(Excerpts from a transcription dataset)
+--

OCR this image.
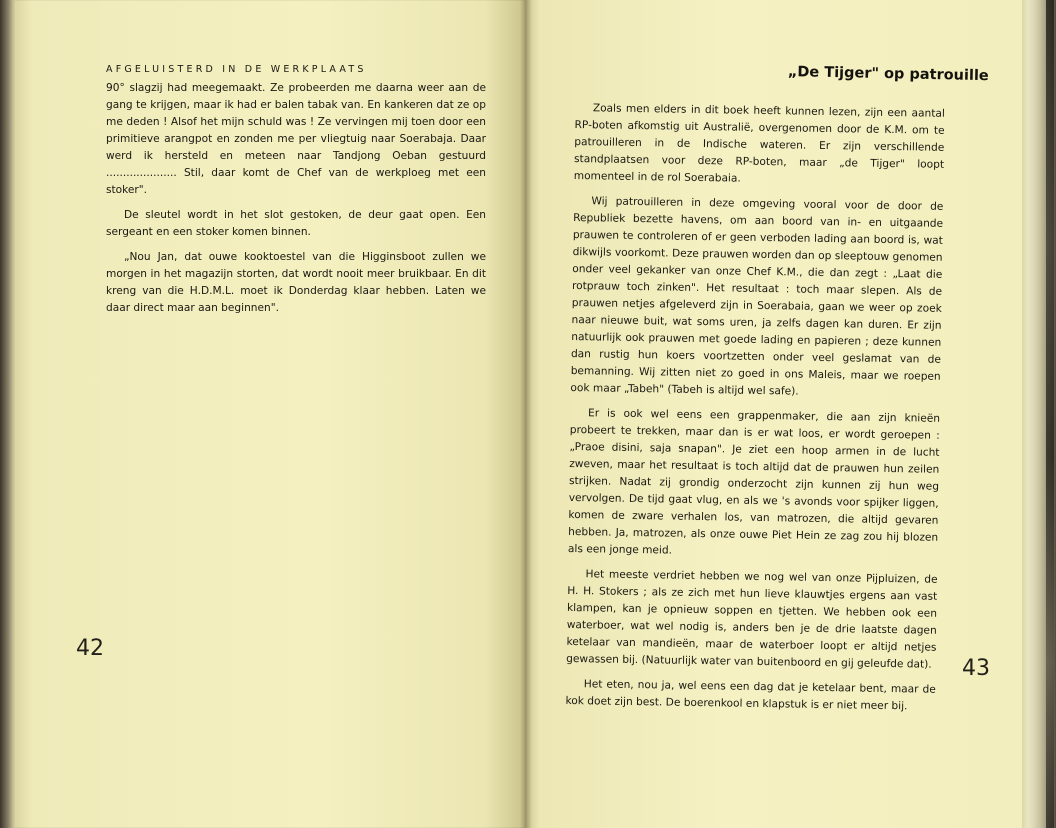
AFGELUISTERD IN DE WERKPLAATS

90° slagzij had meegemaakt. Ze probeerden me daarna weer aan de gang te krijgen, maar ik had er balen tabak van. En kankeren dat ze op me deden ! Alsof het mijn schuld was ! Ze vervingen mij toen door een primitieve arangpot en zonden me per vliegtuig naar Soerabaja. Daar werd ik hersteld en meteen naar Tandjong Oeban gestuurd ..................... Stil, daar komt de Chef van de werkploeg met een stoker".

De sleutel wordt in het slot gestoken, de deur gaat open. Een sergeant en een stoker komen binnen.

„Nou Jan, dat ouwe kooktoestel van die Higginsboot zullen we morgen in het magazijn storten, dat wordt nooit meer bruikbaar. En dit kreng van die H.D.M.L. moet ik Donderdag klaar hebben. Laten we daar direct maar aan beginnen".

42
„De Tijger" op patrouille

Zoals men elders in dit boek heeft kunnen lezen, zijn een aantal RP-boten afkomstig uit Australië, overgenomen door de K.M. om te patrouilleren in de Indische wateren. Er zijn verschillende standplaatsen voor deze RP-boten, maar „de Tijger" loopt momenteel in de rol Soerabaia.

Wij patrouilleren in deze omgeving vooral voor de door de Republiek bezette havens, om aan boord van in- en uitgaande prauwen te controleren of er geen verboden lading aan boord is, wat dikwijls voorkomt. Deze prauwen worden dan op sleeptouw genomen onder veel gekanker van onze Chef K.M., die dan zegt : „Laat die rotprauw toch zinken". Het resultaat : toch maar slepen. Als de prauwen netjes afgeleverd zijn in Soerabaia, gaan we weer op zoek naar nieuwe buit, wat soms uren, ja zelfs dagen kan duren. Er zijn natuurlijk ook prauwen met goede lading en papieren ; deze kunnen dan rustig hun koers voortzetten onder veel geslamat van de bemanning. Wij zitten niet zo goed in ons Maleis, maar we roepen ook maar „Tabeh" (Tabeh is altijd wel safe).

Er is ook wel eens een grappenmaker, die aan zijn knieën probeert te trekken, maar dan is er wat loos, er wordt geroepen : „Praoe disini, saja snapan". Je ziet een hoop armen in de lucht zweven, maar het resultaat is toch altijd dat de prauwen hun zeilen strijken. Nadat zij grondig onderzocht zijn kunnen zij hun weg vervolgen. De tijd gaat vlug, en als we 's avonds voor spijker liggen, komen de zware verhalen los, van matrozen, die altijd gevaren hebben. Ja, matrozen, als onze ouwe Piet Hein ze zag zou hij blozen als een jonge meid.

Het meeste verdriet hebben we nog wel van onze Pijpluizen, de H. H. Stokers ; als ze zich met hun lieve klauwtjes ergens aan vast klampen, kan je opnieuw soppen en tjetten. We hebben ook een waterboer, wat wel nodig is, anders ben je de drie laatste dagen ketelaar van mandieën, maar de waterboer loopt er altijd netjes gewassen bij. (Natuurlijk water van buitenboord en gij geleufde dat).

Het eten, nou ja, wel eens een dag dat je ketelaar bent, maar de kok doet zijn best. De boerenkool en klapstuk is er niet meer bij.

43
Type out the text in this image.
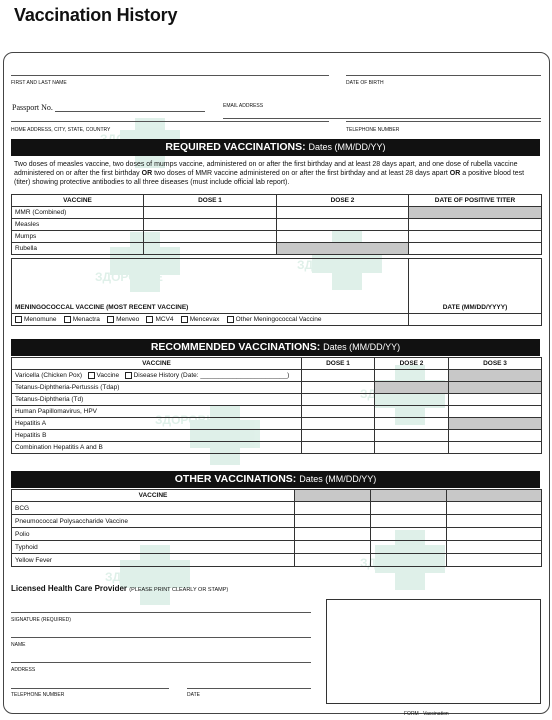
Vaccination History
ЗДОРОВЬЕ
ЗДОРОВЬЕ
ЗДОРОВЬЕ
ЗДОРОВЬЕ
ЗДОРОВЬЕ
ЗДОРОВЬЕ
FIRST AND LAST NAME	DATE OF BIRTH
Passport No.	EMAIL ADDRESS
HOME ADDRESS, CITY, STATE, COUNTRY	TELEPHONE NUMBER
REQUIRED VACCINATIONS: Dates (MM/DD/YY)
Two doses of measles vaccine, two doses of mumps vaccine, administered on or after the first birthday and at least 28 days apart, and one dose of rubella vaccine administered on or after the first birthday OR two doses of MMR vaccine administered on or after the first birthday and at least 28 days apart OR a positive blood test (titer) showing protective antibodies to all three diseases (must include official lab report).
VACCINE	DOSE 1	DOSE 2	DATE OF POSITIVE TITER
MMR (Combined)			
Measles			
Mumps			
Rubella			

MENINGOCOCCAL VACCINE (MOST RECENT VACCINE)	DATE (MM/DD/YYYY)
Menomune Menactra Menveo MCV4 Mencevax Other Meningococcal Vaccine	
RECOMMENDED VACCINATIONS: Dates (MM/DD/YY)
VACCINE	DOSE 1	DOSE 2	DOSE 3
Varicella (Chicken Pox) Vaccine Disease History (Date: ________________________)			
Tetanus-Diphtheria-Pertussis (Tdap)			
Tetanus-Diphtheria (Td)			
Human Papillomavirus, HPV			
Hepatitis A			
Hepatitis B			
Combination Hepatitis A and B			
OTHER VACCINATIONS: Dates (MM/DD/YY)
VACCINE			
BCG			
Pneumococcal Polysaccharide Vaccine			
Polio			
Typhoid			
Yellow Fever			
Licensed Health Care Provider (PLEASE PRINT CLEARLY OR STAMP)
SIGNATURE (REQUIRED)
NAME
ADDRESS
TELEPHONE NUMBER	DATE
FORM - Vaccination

+--

▸ **TASK DESCRIPTION**: Restate each entry exactly, omitting pictures.

▸ **OUTPUT BELOW**:
OCR this image.
AFGELUISTERD IN DE WERKPLAATS

90° slagzij had meegemaakt. Ze probeerden me daarna weer aan de gang te krijgen, maar ik had er balen tabak van. En kankeren dat ze op me deden ! Alsof het mijn schuld was ! Ze vervingen mij toen door een primitieve arangpot en zonden me per vliegtuig naar Soerabaja. Daar werd ik hersteld en meteen naar Tandjong Oeban gestuurd ..................... Stil, daar komt de Chef van de werkploeg met een stoker".

De sleutel wordt in het slot gestoken, de deur gaat open. Een sergeant en een stoker komen binnen.

„Nou Jan, dat ouwe kooktoestel van die Higginsboot zullen we morgen in het magazijn storten, dat wordt nooit meer bruikbaar. En dit kreng van die H.D.M.L. moet ik Donderdag klaar hebben. Laten we daar direct maar aan beginnen".

42
„De Tijger" op patrouille

Zoals men elders in dit boek heeft kunnen lezen, zijn een aantal RP-boten afkomstig uit Australië, overgenomen door de K.M. om te patrouilleren in de Indische wateren. Er zijn verschillende standplaatsen voor deze RP-boten, maar „de Tijger" loopt momenteel in de rol Soerabaia.

Wij patrouilleren in deze omgeving vooral voor de door de Republiek bezette havens, om aan boord van in- en uitgaande prauwen te controleren of er geen verboden lading aan boord is, wat dikwijls voorkomt. Deze prauwen worden dan op sleeptouw genomen onder veel gekanker van onze Chef K.M., die dan zegt : „Laat die rotprauw toch zinken". Het resultaat : toch maar slepen. Als de prauwen netjes afgeleverd zijn in Soerabaia, gaan we weer op zoek naar nieuwe buit, wat soms uren, ja zelfs dagen kan duren. Er zijn natuurlijk ook prauwen met goede lading en papieren ; deze kunnen dan rustig hun koers voortzetten onder veel geslamat van de bemanning. Wij zitten niet zo goed in ons Maleis, maar we roepen ook maar „Tabeh" (Tabeh is altijd wel safe).

Er is ook wel eens een grappenmaker, die aan zijn knieën probeert te trekken, maar dan is er wat loos, er wordt geroepen : „Praoe disini, saja snapan". Je ziet een hoop armen in de lucht zweven, maar het resultaat is toch altijd dat de prauwen hun zeilen strijken. Nadat zij grondig onderzocht zijn kunnen zij hun weg vervolgen. De tijd gaat vlug, en als we 's avonds voor spijker liggen, komen de zware verhalen los, van matrozen, die altijd gevaren hebben. Ja, matrozen, als onze ouwe Piet Hein ze zag zou hij blozen als een jonge meid.

Het meeste verdriet hebben we nog wel van onze Pijpluizen, de H. H. Stokers ; als ze zich met hun lieve klauwtjes ergens aan vast klampen, kan je opnieuw soppen en tjetten. We hebben ook een waterboer, wat wel nodig is, anders ben je de drie laatste dagen ketelaar van mandieën, maar de waterboer loopt er altijd netjes gewassen bij. (Natuurlijk water van buitenboord en gij geleufde dat).

Het eten, nou ja, wel eens een dag dat je ketelaar bent, maar de kok doet zijn best. De boerenkool en klapstuk is er niet meer bij.

43
Type out the text in this image.
Vaccination History
ЗДОРОВЬЕ
ЗДОРОВЬЕ
ЗДОРОВЬЕ
ЗДОРОВЬЕ
ЗДОРОВЬЕ
ЗДОРОВЬЕ
FIRST AND LAST NAME	DATE OF BIRTH
Passport No.	EMAIL ADDRESS
HOME ADDRESS, CITY, STATE, COUNTRY	TELEPHONE NUMBER
REQUIRED VACCINATIONS: Dates (MM/DD/YY)
Two doses of measles vaccine, two doses of mumps vaccine, administered on or after the first birthday and at least 28 days apart, and one dose of rubella vaccine administered on or after the first birthday OR two doses of MMR vaccine administered on or after the first birthday and at least 28 days apart OR a positive blood test (titer) showing protective antibodies to all three diseases (must include official lab report).
VACCINE	DOSE 1	DOSE 2	DATE OF POSITIVE TITER
MMR (Combined)			
Measles			
Mumps			
Rubella			

MENINGOCOCCAL VACCINE (MOST RECENT VACCINE)	DATE (MM/DD/YYYY)
Menomune Menactra Menveo MCV4 Mencevax Other Meningococcal Vaccine	
RECOMMENDED VACCINATIONS: Dates (MM/DD/YY)
VACCINE	DOSE 1	DOSE 2	DOSE 3
Varicella (Chicken Pox) Vaccine Disease History (Date: ________________________)			
Tetanus-Diphtheria-Pertussis (Tdap)			
Tetanus-Diphtheria (Td)			
Human Papillomavirus, HPV			
Hepatitis A			
Hepatitis B			
Combination Hepatitis A and B			
OTHER VACCINATIONS: Dates (MM/DD/YY)
VACCINE			
BCG			
Pneumococcal Polysaccharide Vaccine			
Polio			
Typhoid			
Yellow Fever			
Licensed Health Care Provider (PLEASE PRINT CLEARLY OR STAMP)
SIGNATURE (REQUIRED)
NAME
ADDRESS
TELEPHONE NUMBER	DATE
FORM - Vaccination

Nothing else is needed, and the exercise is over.